Source extract:
++++++++

The stability of the interaction between each participant’s movement and metronome time-series was first considered at the whole trial level. The mean IS per trial is assessed by calculating the mean resultant vector length of the dispersion of the relative phase time-series, considering the modes of coordination produced locally (for more details, please refer to the S3 Appendix of Zelic et al., 2017). For each condition, the mean IS of the four trials per condition were submitted to a 2-way (3 × 3) repeated-measures ANOVA with the factors Frequency ratio (1:1 vs. 1:2 vs. 1:3) and Accentuation pattern (Unaccented vs. Binary accented vs. Ternary accented).

IS per level of the Farey tree

To detect the emergence of stable ratio relations in the presence of the stimulus and differences in the distribution of ratios between the different stimulus conditions, we focused on the occurrence of ratios belongings to the first 5 levels of the Farey tree (lower levels represented less than 10% of occurrence). For each level and trial, the sum of the percentage of occurrence of the modes (n cycle of movement/n cycle of stimulus) belonging to the given level was calculated (e.g., 1:2 and 2:1 for level 2).

The percentage of occurrence per level of the Farey tree was submitted to a 3-way (3 × 3 × 5) repeated-measures ANOVA testing for effects of Frequency ratio (1:1 vs. 1:2 vs. 1:3), Accentuation pattern (Unaccented vs. Binary accented vs. Ternary accented) and Levels of the Farey tree (Level 1 vs. Level 2 vs. Level 3 vs. Level 4 vs. Level 5).

IS per mode of coordination

Based on the results of the IS per level of Farey tree analysis, we extracted the IS and the percentage of occurrence of the main modes of coordination for each condition: IS of the 1:1 mode for the 1:1 frequency ratio, IS of the 1:2 mode for the 1:2 frequency ratio and IS of the 1:3 mode for the 1:3 frequency ratio. When considering IS per mode, the score was calculated based on the return-map technique to take into account any phase transitions inside the same mode (Zelic et al., 2017).

The IS and the percentage of occurrence of the main modes of coordination were submitted to a 2-way (3 × 3) repeated-measures ANOVA considering Mode of coordination (1:1 vs. 1:2 vs. 1:3) and Accentuation pattern (Unaccented vs. Binary accented vs. Ternary accented) as factors.

In presence of a significant departure from sphericity (evaluated by Mauchly tests) in repeated-measures ANOVAs, the Greenhouse–Geisser correction was applied to the p values and degrees of freedom. When necessary, pairwise contrasts were used to examine the significant effects with Bonferroni adjustment for multiple comparisons.

++++++++

Problem set:
• a. Say whether each statement agrees with the methods passage, answering yes or no and quoting the deciding words: (i) the Farey tree analysis looked at the first 5 levels; (ii) the mean IS per trial was tested with a 3-way ANOVA; (iii) pairwise contrasts used a Bonferroni adjustment.
• b. Return the stretch of the methods passage from "To detect the" through "for level 2).", copied word for word.

Recorded information:

++++++++

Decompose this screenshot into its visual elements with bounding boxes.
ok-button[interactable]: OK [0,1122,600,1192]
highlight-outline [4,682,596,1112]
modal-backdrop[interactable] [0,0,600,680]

++++++++

Expected responses:
• a.
(i) Yes: "the first 5 levels of the Farey tree"
(ii) No: "a 2-way (3 × 3) repeated-measures ANOVA with the factors Frequency ratio (1:1 vs. 1:2 vs. 1:3) and Accentuation pattern"
(iii) Yes: "pairwise contrasts were used to examine the significant effects with Bonferroni adjustment for multiple comparisons"

• b.
To detect the emergence of stable ratio relations in the presence of the stimulus and differences in the distribution of ratios between the different stimulus conditions, we focused on the occurrence of ratios belongings to the first 5 levels of the Farey tree (lower levels represented less than 10% of occurrence). For each level and trial, the sum of the percentage of occurrence of the modes (n cycle of movement/n cycle of stimulus) belonging to the given level was calculated (e.g., 1:2 and 2:1 for level 2).